## Exercise:
Every line below needs to be reproduced exactly.

Figure record listings
-- Opening Marker --

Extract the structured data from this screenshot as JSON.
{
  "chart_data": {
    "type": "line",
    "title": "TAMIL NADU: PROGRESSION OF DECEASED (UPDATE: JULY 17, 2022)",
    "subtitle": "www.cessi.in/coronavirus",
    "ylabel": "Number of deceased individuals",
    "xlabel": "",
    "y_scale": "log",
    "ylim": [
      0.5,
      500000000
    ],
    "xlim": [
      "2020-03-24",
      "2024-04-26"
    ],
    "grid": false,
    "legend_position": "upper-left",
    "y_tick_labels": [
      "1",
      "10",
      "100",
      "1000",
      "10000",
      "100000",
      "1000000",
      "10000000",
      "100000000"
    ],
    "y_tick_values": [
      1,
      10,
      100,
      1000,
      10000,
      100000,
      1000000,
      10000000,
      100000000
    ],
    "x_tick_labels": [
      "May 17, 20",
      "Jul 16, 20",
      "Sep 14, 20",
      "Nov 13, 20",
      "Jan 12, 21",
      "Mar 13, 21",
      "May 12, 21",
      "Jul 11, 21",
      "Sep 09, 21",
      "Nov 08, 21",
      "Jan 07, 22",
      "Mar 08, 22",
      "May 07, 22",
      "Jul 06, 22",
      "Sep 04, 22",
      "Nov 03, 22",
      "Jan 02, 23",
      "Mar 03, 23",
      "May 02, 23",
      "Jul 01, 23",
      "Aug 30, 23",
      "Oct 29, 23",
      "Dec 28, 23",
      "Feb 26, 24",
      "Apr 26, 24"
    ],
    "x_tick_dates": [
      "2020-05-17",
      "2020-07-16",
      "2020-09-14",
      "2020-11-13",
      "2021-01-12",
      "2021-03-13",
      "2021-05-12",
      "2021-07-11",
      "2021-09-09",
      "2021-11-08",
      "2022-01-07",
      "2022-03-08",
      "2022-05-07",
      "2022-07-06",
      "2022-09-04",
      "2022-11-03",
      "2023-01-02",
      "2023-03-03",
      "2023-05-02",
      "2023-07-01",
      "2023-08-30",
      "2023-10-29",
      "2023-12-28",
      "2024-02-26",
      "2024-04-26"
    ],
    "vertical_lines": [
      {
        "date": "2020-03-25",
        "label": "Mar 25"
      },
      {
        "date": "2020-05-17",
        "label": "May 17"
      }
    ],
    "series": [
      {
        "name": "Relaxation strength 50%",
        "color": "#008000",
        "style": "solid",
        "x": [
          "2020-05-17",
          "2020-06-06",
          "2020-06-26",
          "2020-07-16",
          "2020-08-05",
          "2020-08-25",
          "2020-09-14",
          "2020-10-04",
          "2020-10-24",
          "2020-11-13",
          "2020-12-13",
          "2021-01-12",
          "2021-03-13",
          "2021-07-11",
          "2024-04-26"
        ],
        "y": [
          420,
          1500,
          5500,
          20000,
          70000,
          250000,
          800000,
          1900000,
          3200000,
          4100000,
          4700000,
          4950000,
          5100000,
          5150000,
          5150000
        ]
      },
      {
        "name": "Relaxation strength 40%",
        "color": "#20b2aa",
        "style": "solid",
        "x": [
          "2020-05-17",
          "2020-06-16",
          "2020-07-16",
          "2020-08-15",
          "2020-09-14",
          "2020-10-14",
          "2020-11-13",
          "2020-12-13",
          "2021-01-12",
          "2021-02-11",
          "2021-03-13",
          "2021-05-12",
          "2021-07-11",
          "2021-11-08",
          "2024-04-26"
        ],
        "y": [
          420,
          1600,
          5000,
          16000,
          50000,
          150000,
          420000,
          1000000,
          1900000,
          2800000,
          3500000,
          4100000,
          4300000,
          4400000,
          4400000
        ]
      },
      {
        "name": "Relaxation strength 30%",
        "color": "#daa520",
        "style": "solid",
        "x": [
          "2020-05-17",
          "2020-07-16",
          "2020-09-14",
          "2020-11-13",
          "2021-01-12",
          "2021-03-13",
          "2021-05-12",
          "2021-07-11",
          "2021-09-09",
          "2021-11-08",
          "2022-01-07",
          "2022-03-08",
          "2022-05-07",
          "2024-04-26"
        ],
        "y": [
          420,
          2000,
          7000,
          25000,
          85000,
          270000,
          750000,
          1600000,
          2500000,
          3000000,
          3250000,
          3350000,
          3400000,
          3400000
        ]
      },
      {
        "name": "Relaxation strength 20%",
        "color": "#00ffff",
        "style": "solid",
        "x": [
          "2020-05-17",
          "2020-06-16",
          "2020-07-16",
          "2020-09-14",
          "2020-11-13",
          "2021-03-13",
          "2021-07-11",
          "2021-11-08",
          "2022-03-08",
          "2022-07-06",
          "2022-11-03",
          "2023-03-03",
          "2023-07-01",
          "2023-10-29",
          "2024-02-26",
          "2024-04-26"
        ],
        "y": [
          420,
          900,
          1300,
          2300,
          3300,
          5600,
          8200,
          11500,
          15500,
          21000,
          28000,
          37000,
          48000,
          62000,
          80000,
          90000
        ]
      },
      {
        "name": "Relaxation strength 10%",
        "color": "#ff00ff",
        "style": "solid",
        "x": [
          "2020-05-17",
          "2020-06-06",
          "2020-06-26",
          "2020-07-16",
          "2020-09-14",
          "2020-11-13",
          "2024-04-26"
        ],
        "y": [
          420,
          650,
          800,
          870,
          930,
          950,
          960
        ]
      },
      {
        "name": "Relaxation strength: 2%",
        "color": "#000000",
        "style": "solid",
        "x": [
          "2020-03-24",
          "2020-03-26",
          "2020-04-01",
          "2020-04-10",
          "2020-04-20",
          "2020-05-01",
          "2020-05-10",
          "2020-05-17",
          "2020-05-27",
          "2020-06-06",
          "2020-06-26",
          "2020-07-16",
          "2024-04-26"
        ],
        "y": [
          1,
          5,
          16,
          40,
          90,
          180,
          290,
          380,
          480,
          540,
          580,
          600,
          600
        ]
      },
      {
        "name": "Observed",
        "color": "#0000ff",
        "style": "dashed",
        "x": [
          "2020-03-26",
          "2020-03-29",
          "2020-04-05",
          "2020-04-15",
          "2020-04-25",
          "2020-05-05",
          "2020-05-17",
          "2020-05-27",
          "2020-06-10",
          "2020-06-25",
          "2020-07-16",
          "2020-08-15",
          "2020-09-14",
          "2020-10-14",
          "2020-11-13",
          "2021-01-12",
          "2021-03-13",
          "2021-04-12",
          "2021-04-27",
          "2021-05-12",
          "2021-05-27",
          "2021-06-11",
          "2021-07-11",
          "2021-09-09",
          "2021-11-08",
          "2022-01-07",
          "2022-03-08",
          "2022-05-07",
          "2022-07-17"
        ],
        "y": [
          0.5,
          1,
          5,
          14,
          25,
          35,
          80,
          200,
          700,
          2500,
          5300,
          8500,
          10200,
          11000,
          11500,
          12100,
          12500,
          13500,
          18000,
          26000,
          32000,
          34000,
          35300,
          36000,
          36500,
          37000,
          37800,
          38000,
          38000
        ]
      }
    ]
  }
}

-- Closing Marker --

## Expected answer:
Extract the structured data from this screenshot as JSON.
{
  "chart_data": {
    "type": "line",
    "title": "TAMIL NADU: PROGRESSION OF DECEASED (UPDATE: JULY 17, 2022)",
    "subtitle": "www.cessi.in/coronavirus",
    "ylabel": "Number of deceased individuals",
    "xlabel": "",
    "y_scale": "log",
    "ylim": [
      0.5,
      500000000
    ],
    "xlim": [
      "2020-03-24",
      "2024-04-26"
    ],
    "grid": false,
    "legend_position": "upper-left",
    "y_tick_labels": [
      "1",
      "10",
      "100",
      "1000",
      "10000",
      "100000",
      "1000000",
      "10000000",
      "100000000"
    ],
    "y_tick_values": [
      1,
      10,
      100,
      1000,
      10000,
      100000,
      1000000,
      10000000,
      100000000
    ],
    "x_tick_labels": [
      "May 17, 20",
      "Jul 16, 20",
      "Sep 14, 20",
      "Nov 13, 20",
      "Jan 12, 21",
      "Mar 13, 21",
      "May 12, 21",
      "Jul 11, 21",
      "Sep 09, 21",
      "Nov 08, 21",
      "Jan 07, 22",
      "Mar 08, 22",
      "May 07, 22",
      "Jul 06, 22",
      "Sep 04, 22",
      "Nov 03, 22",
      "Jan 02, 23",
      "Mar 03, 23",
      "May 02, 23",
      "Jul 01, 23",
      "Aug 30, 23",
      "Oct 29, 23",
      "Dec 28, 23",
      "Feb 26, 24",
      "Apr 26, 24"
    ],
    "x_tick_dates": [
      "2020-05-17",
      "2020-07-16",
      "2020-09-14",
      "2020-11-13",
      "2021-01-12",
      "2021-03-13",
      "2021-05-12",
      "2021-07-11",
      "2021-09-09",
      "2021-11-08",
      "2022-01-07",
      "2022-03-08",
      "2022-05-07",
      "2022-07-06",
      "2022-09-04",
      "2022-11-03",
      "2023-01-02",
      "2023-03-03",
      "2023-05-02",
      "2023-07-01",
      "2023-08-30",
      "2023-10-29",
      "2023-12-28",
      "2024-02-26",
      "2024-04-26"
    ],
    "vertical_lines": [
      {
        "date": "2020-03-25",
        "label": "Mar 25"
      },
      {
        "date": "2020-05-17",
        "label": "May 17"
      }
    ],
    "series": [
      {
        "name": "Relaxation strength 50%",
        "color": "#008000",
        "style": "solid",
        "x": [
          "2020-05-17",
          "2020-06-06",
          "2020-06-26",
          "2020-07-16",
          "2020-08-05",
          "2020-08-25",
          "2020-09-14",
          "2020-10-04",
          "2020-10-24",
          "2020-11-13",
          "2020-12-13",
          "2021-01-12",
          "2021-03-13",
          "2021-07-11",
          "2024-04-26"
        ],
        "y": [
          420,
          1500,
          5500,
          20000,
          70000,
          250000,
          800000,
          1900000,
          3200000,
          4100000,
          4700000,
          4950000,
          5100000,
          5150000,
          5150000
        ]
      },
      {
        "name": "Relaxation strength 40%",
        "color": "#20b2aa",
        "style": "solid",
        "x": [
          "2020-05-17",
          "2020-06-16",
          "2020-07-16",
          "2020-08-15",
          "2020-09-14",
          "2020-10-14",
          "2020-11-13",
          "2020-12-13",
          "2021-01-12",
          "2021-02-11",
          "2021-03-13",
          "2021-05-12",
          "2021-07-11",
          "2021-11-08",
          "2024-04-26"
        ],
        "y": [
          420,
          1600,
          5000,
          16000,
          50000,
          150000,
          420000,
          1000000,
          1900000,
          2800000,
          3500000,
          4100000,
          4300000,
          4400000,
          4400000
        ]
      },
      {
        "name": "Relaxation strength 30%",
        "color": "#daa520",
        "style": "solid",
        "x": [
          "2020-05-17",
          "2020-07-16",
          "2020-09-14",
          "2020-11-13",
          "2021-01-12",
          "2021-03-13",
          "2021-05-12",
          "2021-07-11",
          "2021-09-09",
          "2021-11-08",
          "2022-01-07",
          "2022-03-08",
          "2022-05-07",
          "2024-04-26"
        ],
        "y": [
          420,
          2000,
          7000,
          25000,
          85000,
          270000,
          750000,
          1600000,
          2500000,
          3000000,
          3250000,
          3350000,
          3400000,
          3400000
        ]
      },
      {
        "name": "Relaxation strength 20%",
        "color": "#00ffff",
        "style": "solid",
        "x": [
          "2020-05-17",
          "2020-06-16",
          "2020-07-16",
          "2020-09-14",
          "2020-11-13",
          "2021-03-13",
          "2021-07-11",
          "2021-11-08",
          "2022-03-08",
          "2022-07-06",
          "2022-11-03",
          "2023-03-03",
          "2023-07-01",
          "2023-10-29",
          "2024-02-26",
          "2024-04-26"
        ],
        "y": [
          420,
          900,
          1300,
          2300,
          3300,
          5600,
          8200,
          11500,
          15500,
          21000,
          28000,
          37000,
          48000,
          62000,
          80000,
          90000
        ]
      },
      {
        "name": "Relaxation strength 10%",
        "color": "#ff00ff",
        "style": "solid",
        "x": [
          "2020-05-17",
          "2020-06-06",
          "2020-06-26",
          "2020-07-16",
          "2020-09-14",
          "2020-11-13",
          "2024-04-26"
        ],
        "y": [
          420,
          650,
          800,
          870,
          930,
          950,
          960
        ]
      },
      {
        "name": "Relaxation strength: 2%",
        "color": "#000000",
        "style": "solid",
        "x": [
          "2020-03-24",
          "2020-03-26",
          "2020-04-01",
          "2020-04-10",
          "2020-04-20",
          "2020-05-01",
          "2020-05-10",
          "2020-05-17",
          "2020-05-27",
          "2020-06-06",
          "2020-06-26",
          "2020-07-16",
          "2024-04-26"
        ],
        "y": [
          1,
          5,
          16,
          40,
          90,
          180,
          290,
          380,
          480,
          540,
          580,
          600,
          600
        ]
      },
      {
        "name": "Observed",
        "color": "#0000ff",
        "style": "dashed",
        "x": [
          "2020-03-26",
          "2020-03-29",
          "2020-04-05",
          "2020-04-15",
          "2020-04-25",
          "2020-05-05",
          "2020-05-17",
          "2020-05-27",
          "2020-06-10",
          "2020-06-25",
          "2020-07-16",
          "2020-08-15",
          "2020-09-14",
          "2020-10-14",
          "2020-11-13",
          "2021-01-12",
          "2021-03-13",
          "2021-04-12",
          "2021-04-27",
          "2021-05-12",
          "2021-05-27",
          "2021-06-11",
          "2021-07-11",
          "2021-09-09",
          "2021-11-08",
          "2022-01-07",
          "2022-03-08",
          "2022-05-07",
          "2022-07-17"
        ],
        "y": [
          0.5,
          1,
          5,
          14,
          25,
          35,
          80,
          200,
          700,
          2500,
          5300,
          8500,
          10200,
          11000,
          11500,
          12100,
          12500,
          13500,
          18000,
          26000,
          32000,
          34000,
          35300,
          36000,
          36500,
          37000,
          37800,
          38000,
          38000
        ]
      }
    ]
  }
}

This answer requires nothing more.